## begin Listing

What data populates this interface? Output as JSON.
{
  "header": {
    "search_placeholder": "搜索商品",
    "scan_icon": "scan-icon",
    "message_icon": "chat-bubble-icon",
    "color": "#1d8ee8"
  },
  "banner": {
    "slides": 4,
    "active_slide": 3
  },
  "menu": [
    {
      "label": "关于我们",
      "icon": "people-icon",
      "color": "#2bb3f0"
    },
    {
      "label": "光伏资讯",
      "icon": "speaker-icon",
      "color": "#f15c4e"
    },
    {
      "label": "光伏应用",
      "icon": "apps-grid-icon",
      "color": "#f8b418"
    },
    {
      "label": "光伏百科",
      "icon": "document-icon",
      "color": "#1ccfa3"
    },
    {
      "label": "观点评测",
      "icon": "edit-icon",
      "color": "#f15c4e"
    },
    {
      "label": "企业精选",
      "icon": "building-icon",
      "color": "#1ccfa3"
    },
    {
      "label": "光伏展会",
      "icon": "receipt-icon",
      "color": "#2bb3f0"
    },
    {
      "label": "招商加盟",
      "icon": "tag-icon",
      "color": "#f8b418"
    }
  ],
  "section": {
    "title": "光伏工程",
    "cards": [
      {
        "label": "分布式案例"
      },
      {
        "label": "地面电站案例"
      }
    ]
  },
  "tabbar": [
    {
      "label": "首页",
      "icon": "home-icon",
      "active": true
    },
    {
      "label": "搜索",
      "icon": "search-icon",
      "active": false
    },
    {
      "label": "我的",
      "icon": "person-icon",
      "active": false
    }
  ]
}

## end Listing
## begin Listing

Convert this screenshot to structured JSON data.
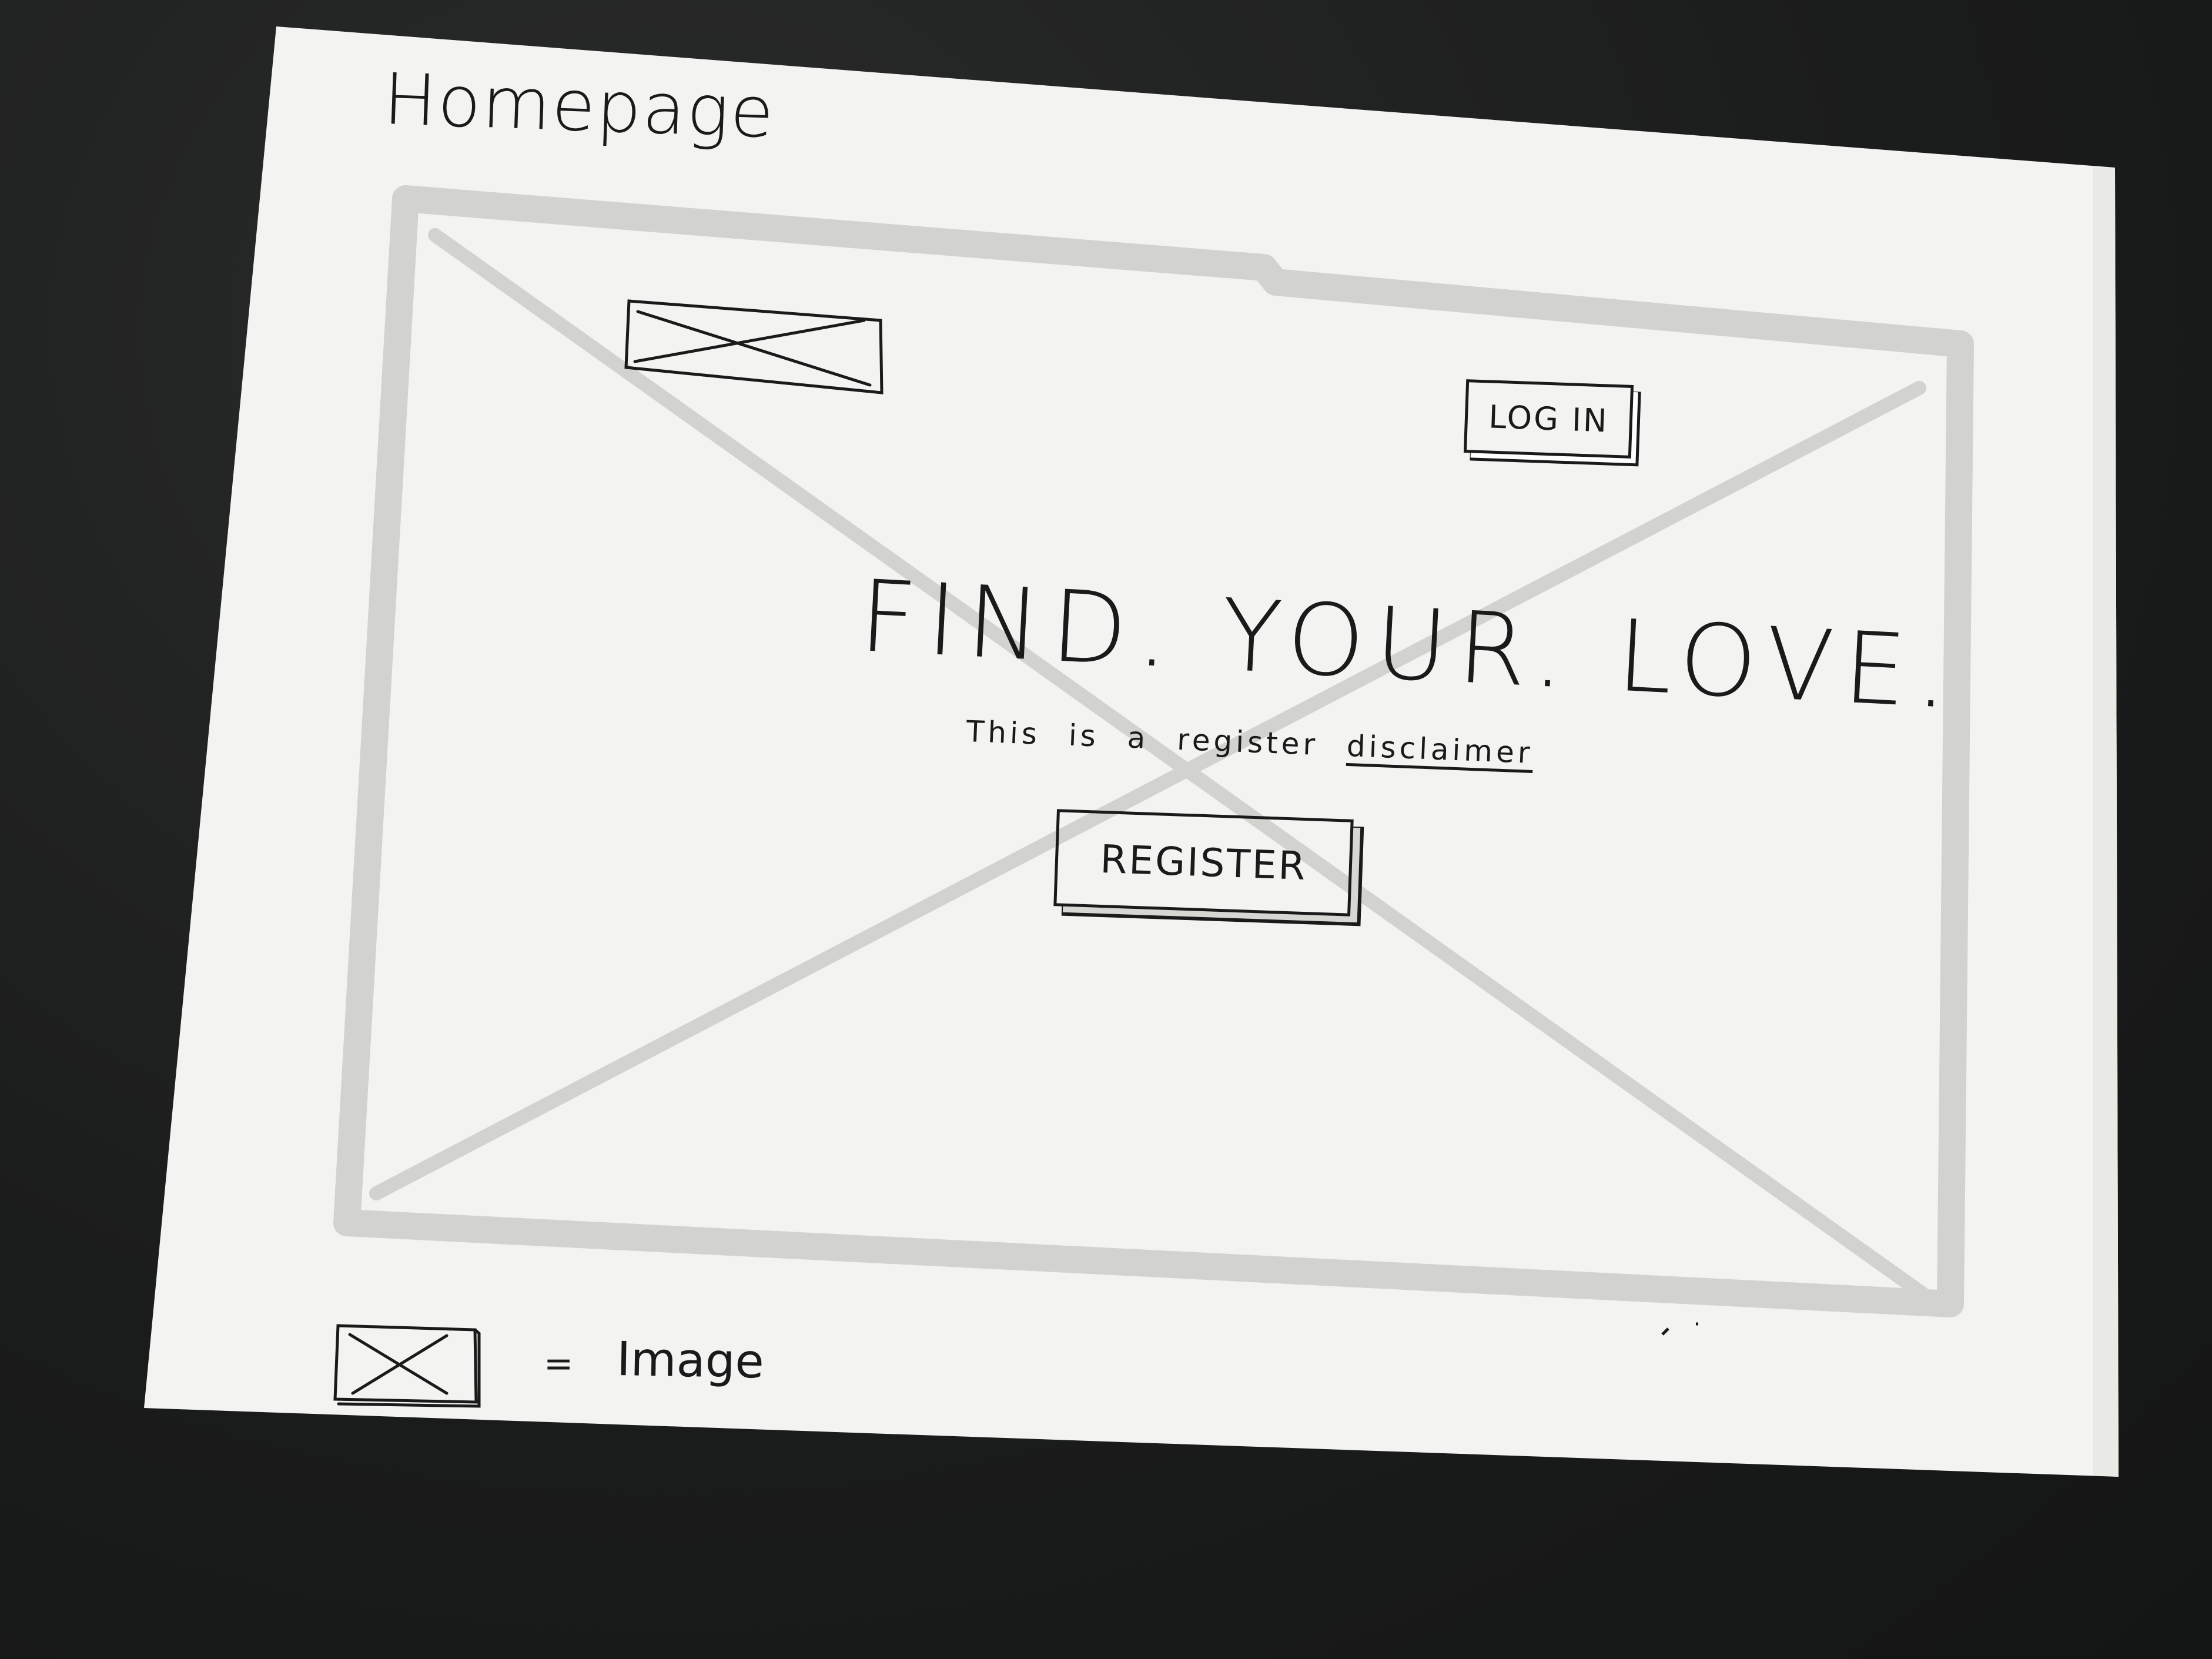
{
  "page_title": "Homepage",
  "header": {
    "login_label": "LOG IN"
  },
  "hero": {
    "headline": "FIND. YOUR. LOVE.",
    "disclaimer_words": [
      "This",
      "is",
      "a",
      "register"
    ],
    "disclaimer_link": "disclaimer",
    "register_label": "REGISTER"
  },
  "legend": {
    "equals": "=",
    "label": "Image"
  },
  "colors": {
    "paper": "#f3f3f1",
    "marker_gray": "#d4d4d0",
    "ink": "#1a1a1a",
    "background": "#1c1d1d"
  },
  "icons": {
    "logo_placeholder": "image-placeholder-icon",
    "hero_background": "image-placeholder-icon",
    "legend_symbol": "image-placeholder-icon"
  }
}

## end Listing

◆ **Instructions to follow**: How many lines of the listing above include the word "data"? Reply with the number alone.

◆ **The result**: 2